• Written problem:
The data below should be restated word for word, with every picture omitted.

************

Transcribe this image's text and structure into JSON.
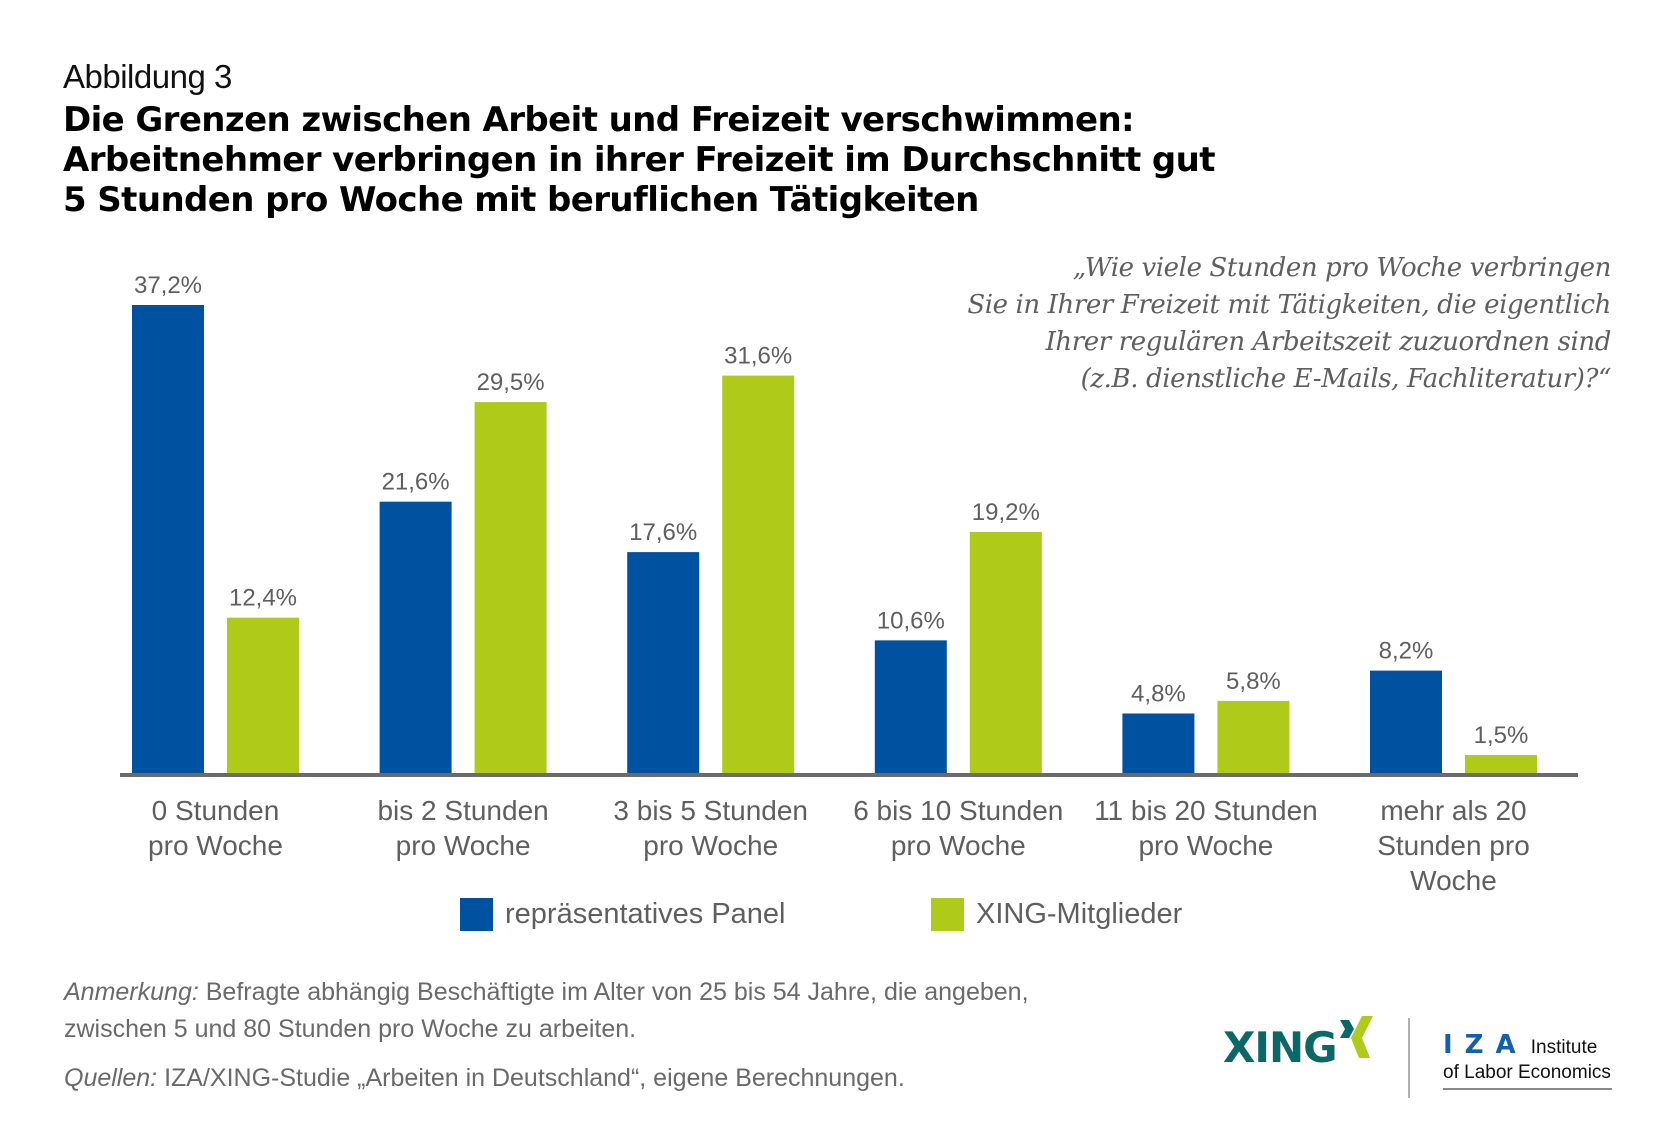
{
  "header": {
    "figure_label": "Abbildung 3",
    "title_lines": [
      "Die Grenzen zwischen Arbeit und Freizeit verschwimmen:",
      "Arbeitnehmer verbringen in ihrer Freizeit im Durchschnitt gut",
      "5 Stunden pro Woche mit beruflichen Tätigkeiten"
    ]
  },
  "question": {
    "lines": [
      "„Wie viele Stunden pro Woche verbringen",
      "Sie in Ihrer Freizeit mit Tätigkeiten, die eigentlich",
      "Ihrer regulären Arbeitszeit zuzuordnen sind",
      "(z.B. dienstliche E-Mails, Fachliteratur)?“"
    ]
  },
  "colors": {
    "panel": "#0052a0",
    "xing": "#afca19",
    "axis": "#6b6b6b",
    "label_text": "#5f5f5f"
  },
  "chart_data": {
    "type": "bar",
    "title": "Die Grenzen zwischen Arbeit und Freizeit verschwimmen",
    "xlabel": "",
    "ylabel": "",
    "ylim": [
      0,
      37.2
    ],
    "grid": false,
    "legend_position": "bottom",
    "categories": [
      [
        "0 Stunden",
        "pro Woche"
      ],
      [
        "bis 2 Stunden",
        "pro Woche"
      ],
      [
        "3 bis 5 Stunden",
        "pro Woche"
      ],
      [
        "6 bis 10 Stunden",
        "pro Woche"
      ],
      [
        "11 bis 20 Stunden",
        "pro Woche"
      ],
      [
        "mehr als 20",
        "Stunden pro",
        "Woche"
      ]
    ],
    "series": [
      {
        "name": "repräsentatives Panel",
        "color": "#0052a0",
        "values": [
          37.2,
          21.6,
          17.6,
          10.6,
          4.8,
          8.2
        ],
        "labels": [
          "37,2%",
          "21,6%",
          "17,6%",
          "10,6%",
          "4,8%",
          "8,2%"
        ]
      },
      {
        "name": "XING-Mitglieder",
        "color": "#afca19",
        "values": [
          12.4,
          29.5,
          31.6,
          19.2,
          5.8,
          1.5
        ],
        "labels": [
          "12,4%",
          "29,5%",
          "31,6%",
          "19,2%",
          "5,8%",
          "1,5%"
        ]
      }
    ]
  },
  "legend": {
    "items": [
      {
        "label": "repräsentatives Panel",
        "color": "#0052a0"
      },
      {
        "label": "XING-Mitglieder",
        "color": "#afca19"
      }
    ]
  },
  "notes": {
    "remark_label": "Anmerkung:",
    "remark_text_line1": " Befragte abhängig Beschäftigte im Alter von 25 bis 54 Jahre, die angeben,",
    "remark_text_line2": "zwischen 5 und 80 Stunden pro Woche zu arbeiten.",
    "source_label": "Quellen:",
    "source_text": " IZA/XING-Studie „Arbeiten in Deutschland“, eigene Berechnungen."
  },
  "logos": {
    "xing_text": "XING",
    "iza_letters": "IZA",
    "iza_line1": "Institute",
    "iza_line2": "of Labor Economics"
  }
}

************

• Output for this task:
Transcribe this image's text and structure into JSON.
{
  "header": {
    "figure_label": "Abbildung 3",
    "title_lines": [
      "Die Grenzen zwischen Arbeit und Freizeit verschwimmen:",
      "Arbeitnehmer verbringen in ihrer Freizeit im Durchschnitt gut",
      "5 Stunden pro Woche mit beruflichen Tätigkeiten"
    ]
  },
  "question": {
    "lines": [
      "„Wie viele Stunden pro Woche verbringen",
      "Sie in Ihrer Freizeit mit Tätigkeiten, die eigentlich",
      "Ihrer regulären Arbeitszeit zuzuordnen sind",
      "(z.B. dienstliche E-Mails, Fachliteratur)?“"
    ]
  },
  "colors": {
    "panel": "#0052a0",
    "xing": "#afca19",
    "axis": "#6b6b6b",
    "label_text": "#5f5f5f"
  },
  "chart_data": {
    "type": "bar",
    "title": "Die Grenzen zwischen Arbeit und Freizeit verschwimmen",
    "xlabel": "",
    "ylabel": "",
    "ylim": [
      0,
      37.2
    ],
    "grid": false,
    "legend_position": "bottom",
    "categories": [
      [
        "0 Stunden",
        "pro Woche"
      ],
      [
        "bis 2 Stunden",
        "pro Woche"
      ],
      [
        "3 bis 5 Stunden",
        "pro Woche"
      ],
      [
        "6 bis 10 Stunden",
        "pro Woche"
      ],
      [
        "11 bis 20 Stunden",
        "pro Woche"
      ],
      [
        "mehr als 20",
        "Stunden pro",
        "Woche"
      ]
    ],
    "series": [
      {
        "name": "repräsentatives Panel",
        "color": "#0052a0",
        "values": [
          37.2,
          21.6,
          17.6,
          10.6,
          4.8,
          8.2
        ],
        "labels": [
          "37,2%",
          "21,6%",
          "17,6%",
          "10,6%",
          "4,8%",
          "8,2%"
        ]
      },
      {
        "name": "XING-Mitglieder",
        "color": "#afca19",
        "values": [
          12.4,
          29.5,
          31.6,
          19.2,
          5.8,
          1.5
        ],
        "labels": [
          "12,4%",
          "29,5%",
          "31,6%",
          "19,2%",
          "5,8%",
          "1,5%"
        ]
      }
    ]
  },
  "legend": {
    "items": [
      {
        "label": "repräsentatives Panel",
        "color": "#0052a0"
      },
      {
        "label": "XING-Mitglieder",
        "color": "#afca19"
      }
    ]
  },
  "notes": {
    "remark_label": "Anmerkung:",
    "remark_text_line1": " Befragte abhängig Beschäftigte im Alter von 25 bis 54 Jahre, die angeben,",
    "remark_text_line2": "zwischen 5 und 80 Stunden pro Woche zu arbeiten.",
    "source_label": "Quellen:",
    "source_text": " IZA/XING-Studie „Arbeiten in Deutschland“, eigene Berechnungen."
  },
  "logos": {
    "xing_text": "XING",
    "iza_letters": "IZA",
    "iza_line1": "Institute",
    "iza_line2": "of Labor Economics"
  }
}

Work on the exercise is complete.